Stored dataset items:
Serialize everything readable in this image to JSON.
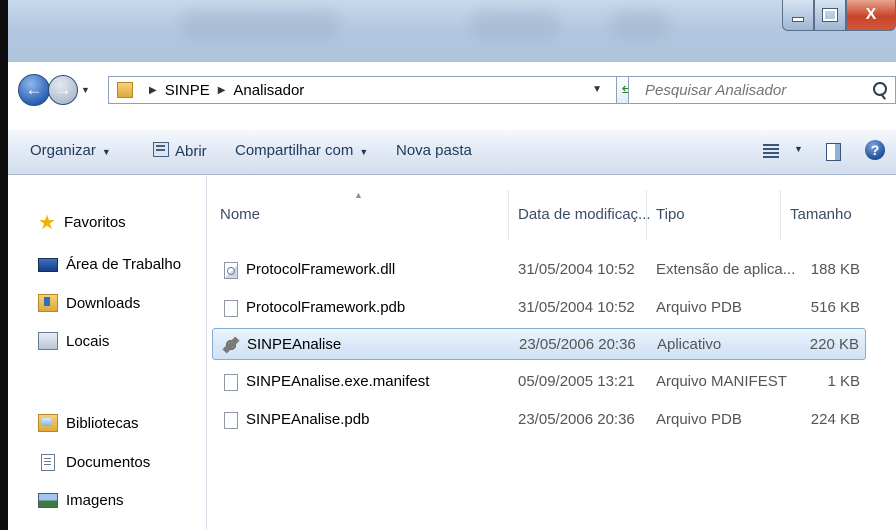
{
  "window": {
    "controls": {
      "minimize": "",
      "maximize": "",
      "close": "X"
    }
  },
  "address": {
    "crumbs": [
      "SINPE",
      "Analisador"
    ],
    "search_placeholder": "Pesquisar Analisador"
  },
  "toolbar": {
    "organize": "Organizar",
    "open": "Abrir",
    "share": "Compartilhar com",
    "new_folder": "Nova pasta"
  },
  "sidebar": {
    "favorites_header": "Favoritos",
    "favorites": [
      {
        "label": "Área de Trabalho",
        "icon": "desktop-icon"
      },
      {
        "label": "Downloads",
        "icon": "downloads-folder-icon"
      },
      {
        "label": "Locais",
        "icon": "recent-places-icon"
      }
    ],
    "libraries_header": "Bibliotecas",
    "libraries": [
      {
        "label": "Documentos",
        "icon": "document-icon"
      },
      {
        "label": "Imagens",
        "icon": "image-icon"
      }
    ]
  },
  "columns": {
    "name": "Nome",
    "date": "Data de modificaç...",
    "type": "Tipo",
    "size": "Tamanho"
  },
  "files": [
    {
      "name": "ProtocolFramework.dll",
      "date": "31/05/2004 10:52",
      "type": "Extensão de aplica...",
      "size": "188 KB",
      "icon": "dll-file-icon",
      "selected": false
    },
    {
      "name": "ProtocolFramework.pdb",
      "date": "31/05/2004 10:52",
      "type": "Arquivo PDB",
      "size": "516 KB",
      "icon": "file-icon",
      "selected": false
    },
    {
      "name": "SINPEAnalise",
      "date": "23/05/2006 20:36",
      "type": "Aplicativo",
      "size": "220 KB",
      "icon": "application-icon",
      "selected": true
    },
    {
      "name": "SINPEAnalise.exe.manifest",
      "date": "05/09/2005 13:21",
      "type": "Arquivo MANIFEST",
      "size": "1 KB",
      "icon": "file-icon",
      "selected": false
    },
    {
      "name": "SINPEAnalise.pdb",
      "date": "23/05/2006 20:36",
      "type": "Arquivo PDB",
      "size": "224 KB",
      "icon": "file-icon",
      "selected": false
    }
  ]
}
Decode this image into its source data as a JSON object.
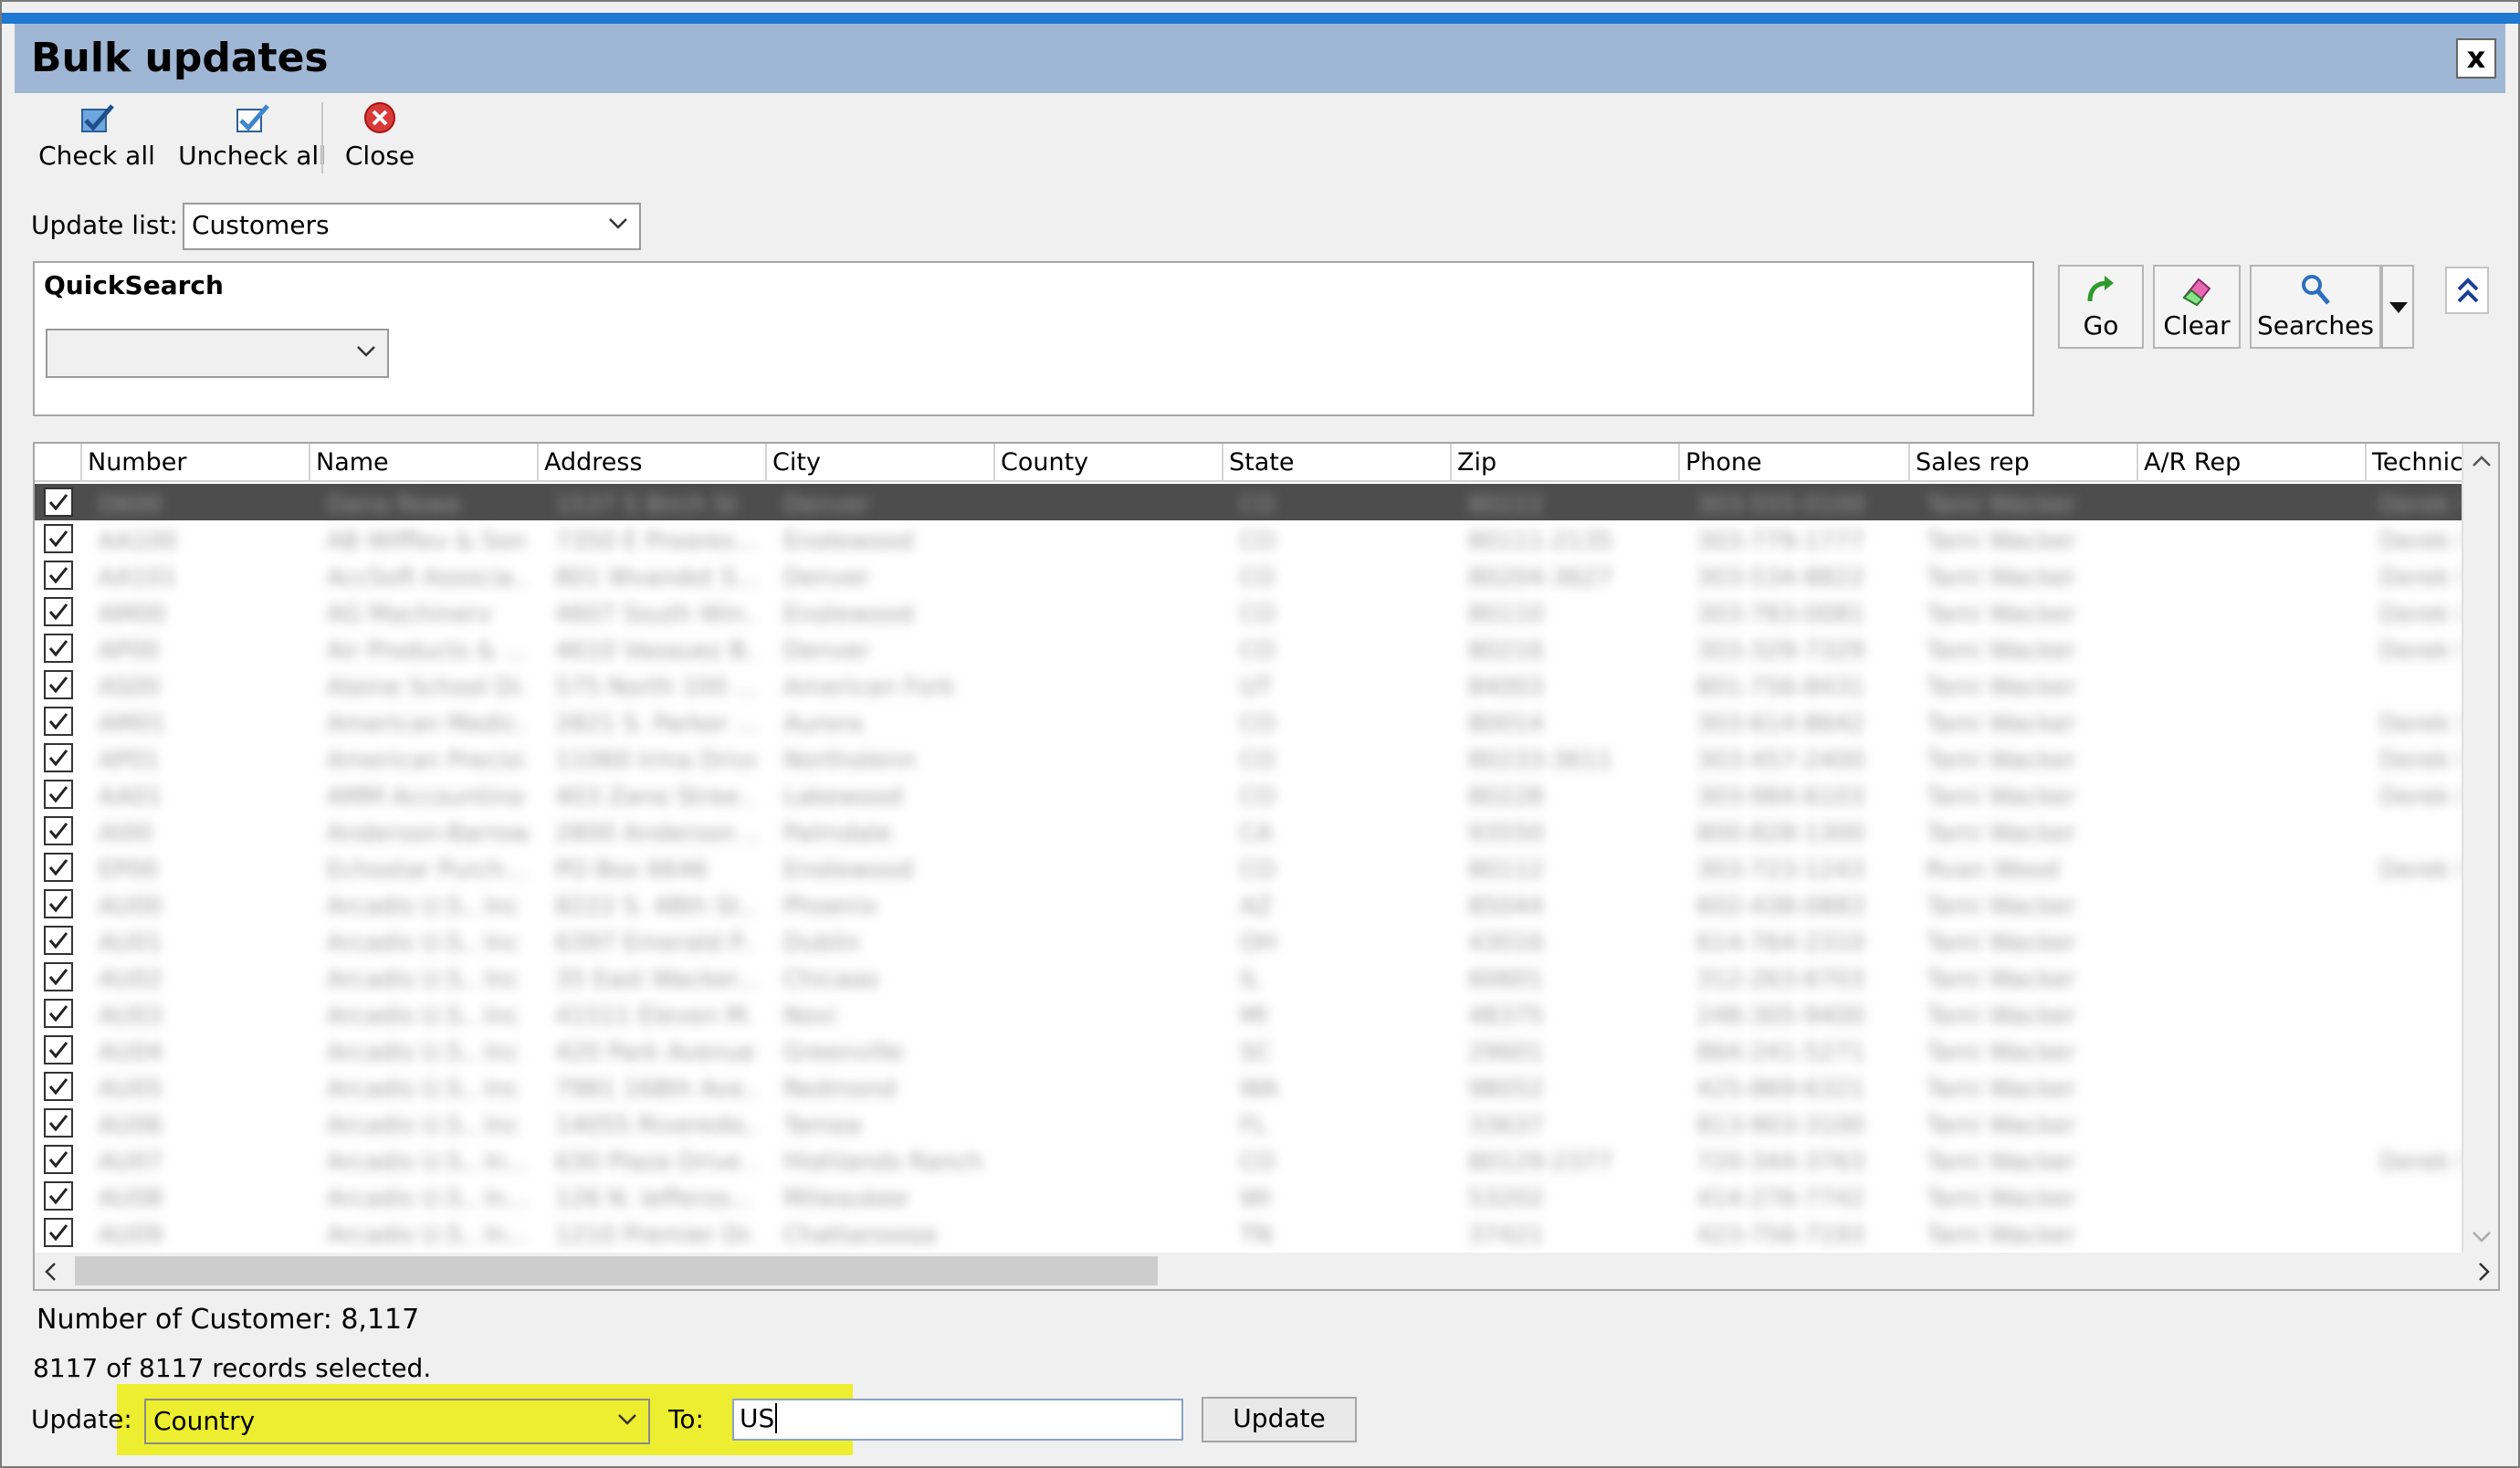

WORK TO COMPLETE:
Your copy should match the records word for word, with the pictures removed.

EXERCISE SOLUTION:
Serialize everything readable in this image to JSON.
{
  "window": {
    "controls": {
      "minimize": "",
      "maximize": "",
      "close": "X"
    }
  },
  "address": {
    "crumbs": [
      "SINPE",
      "Analisador"
    ],
    "search_placeholder": "Pesquisar Analisador"
  },
  "toolbar": {
    "organize": "Organizar",
    "open": "Abrir",
    "share": "Compartilhar com",
    "new_folder": "Nova pasta"
  },
  "sidebar": {
    "favorites_header": "Favoritos",
    "favorites": [
      {
        "label": "Área de Trabalho",
        "icon": "desktop-icon"
      },
      {
        "label": "Downloads",
        "icon": "downloads-folder-icon"
      },
      {
        "label": "Locais",
        "icon": "recent-places-icon"
      }
    ],
    "libraries_header": "Bibliotecas",
    "libraries": [
      {
        "label": "Documentos",
        "icon": "document-icon"
      },
      {
        "label": "Imagens",
        "icon": "image-icon"
      }
    ]
  },
  "columns": {
    "name": "Nome",
    "date": "Data de modificaç...",
    "type": "Tipo",
    "size": "Tamanho"
  },
  "files": [
    {
      "name": "ProtocolFramework.dll",
      "date": "31/05/2004 10:52",
      "type": "Extensão de aplica...",
      "size": "188 KB",
      "icon": "dll-file-icon",
      "selected": false
    },
    {
      "name": "ProtocolFramework.pdb",
      "date": "31/05/2004 10:52",
      "type": "Arquivo PDB",
      "size": "516 KB",
      "icon": "file-icon",
      "selected": false
    },
    {
      "name": "SINPEAnalise",
      "date": "23/05/2006 20:36",
      "type": "Aplicativo",
      "size": "220 KB",
      "icon": "application-icon",
      "selected": true
    },
    {
      "name": "SINPEAnalise.exe.manifest",
      "date": "05/09/2005 13:21",
      "type": "Arquivo MANIFEST",
      "size": "1 KB",
      "icon": "file-icon",
      "selected": false
    },
    {
      "name": "SINPEAnalise.pdb",
      "date": "23/05/2006 20:36",
      "type": "Arquivo PDB",
      "size": "224 KB",
      "icon": "file-icon",
      "selected": false
    }
  ]
}
Decode this image into its source data as a JSON object.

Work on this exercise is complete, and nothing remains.